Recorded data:
- - - -

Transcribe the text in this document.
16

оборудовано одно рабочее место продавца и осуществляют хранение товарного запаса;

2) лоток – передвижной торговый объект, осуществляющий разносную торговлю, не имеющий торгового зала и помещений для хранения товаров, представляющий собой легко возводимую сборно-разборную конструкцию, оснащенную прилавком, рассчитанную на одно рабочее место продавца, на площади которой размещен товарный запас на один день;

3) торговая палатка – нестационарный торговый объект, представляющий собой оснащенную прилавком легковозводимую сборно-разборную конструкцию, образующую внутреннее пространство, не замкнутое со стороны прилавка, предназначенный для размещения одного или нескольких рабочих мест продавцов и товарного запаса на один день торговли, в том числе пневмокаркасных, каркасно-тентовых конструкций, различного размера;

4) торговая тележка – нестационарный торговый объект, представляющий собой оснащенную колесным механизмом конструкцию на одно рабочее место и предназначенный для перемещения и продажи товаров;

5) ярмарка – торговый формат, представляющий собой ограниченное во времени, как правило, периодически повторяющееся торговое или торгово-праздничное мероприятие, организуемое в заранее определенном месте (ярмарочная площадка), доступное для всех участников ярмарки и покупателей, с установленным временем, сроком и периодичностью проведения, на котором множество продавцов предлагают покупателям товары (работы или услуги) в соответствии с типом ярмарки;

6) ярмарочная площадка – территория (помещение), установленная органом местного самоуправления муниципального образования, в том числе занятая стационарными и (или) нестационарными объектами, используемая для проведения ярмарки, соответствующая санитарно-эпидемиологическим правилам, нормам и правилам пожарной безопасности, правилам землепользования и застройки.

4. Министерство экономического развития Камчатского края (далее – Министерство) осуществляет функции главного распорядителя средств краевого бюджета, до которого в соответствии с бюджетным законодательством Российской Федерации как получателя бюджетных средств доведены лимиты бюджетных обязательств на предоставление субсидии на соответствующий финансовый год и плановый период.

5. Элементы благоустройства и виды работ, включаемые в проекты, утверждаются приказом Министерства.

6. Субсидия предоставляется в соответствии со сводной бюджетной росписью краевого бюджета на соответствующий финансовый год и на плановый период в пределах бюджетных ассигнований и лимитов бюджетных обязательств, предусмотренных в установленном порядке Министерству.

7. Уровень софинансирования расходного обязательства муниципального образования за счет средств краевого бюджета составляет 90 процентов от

- - - -

■ **What the task requires**
Recopy the whole listing exactly.

■ **Completed task**
Transcribe the text in this document.
16

оборудовано одно рабочее место продавца и осуществляют хранение товарного запаса;

2) лоток – передвижной торговый объект, осуществляющий разносную торговлю, не имеющий торгового зала и помещений для хранения товаров, представляющий собой легко возводимую сборно-разборную конструкцию, оснащенную прилавком, рассчитанную на одно рабочее место продавца, на площади которой размещен товарный запас на один день;

3) торговая палатка – нестационарный торговый объект, представляющий собой оснащенную прилавком легковозводимую сборно-разборную конструкцию, образующую внутреннее пространство, не замкнутое со стороны прилавка, предназначенный для размещения одного или нескольких рабочих мест продавцов и товарного запаса на один день торговли, в том числе пневмокаркасных, каркасно-тентовых конструкций, различного размера;

4) торговая тележка – нестационарный торговый объект, представляющий собой оснащенную колесным механизмом конструкцию на одно рабочее место и предназначенный для перемещения и продажи товаров;

5) ярмарка – торговый формат, представляющий собой ограниченное во времени, как правило, периодически повторяющееся торговое или торгово-праздничное мероприятие, организуемое в заранее определенном месте (ярмарочная площадка), доступное для всех участников ярмарки и покупателей, с установленным временем, сроком и периодичностью проведения, на котором множество продавцов предлагают покупателям товары (работы или услуги) в соответствии с типом ярмарки;

6) ярмарочная площадка – территория (помещение), установленная органом местного самоуправления муниципального образования, в том числе занятая стационарными и (или) нестационарными объектами, используемая для проведения ярмарки, соответствующая санитарно-эпидемиологическим правилам, нормам и правилам пожарной безопасности, правилам землепользования и застройки.

4. Министерство экономического развития Камчатского края (далее – Министерство) осуществляет функции главного распорядителя средств краевого бюджета, до которого в соответствии с бюджетным законодательством Российской Федерации как получателя бюджетных средств доведены лимиты бюджетных обязательств на предоставление субсидии на соответствующий финансовый год и плановый период.

5. Элементы благоустройства и виды работ, включаемые в проекты, утверждаются приказом Министерства.

6. Субсидия предоставляется в соответствии со сводной бюджетной росписью краевого бюджета на соответствующий финансовый год и на плановый период в пределах бюджетных ассигнований и лимитов бюджетных обязательств, предусмотренных в установленном порядке Министерству.

7. Уровень софинансирования расходного обязательства муниципального образования за счет средств краевого бюджета составляет 90 процентов от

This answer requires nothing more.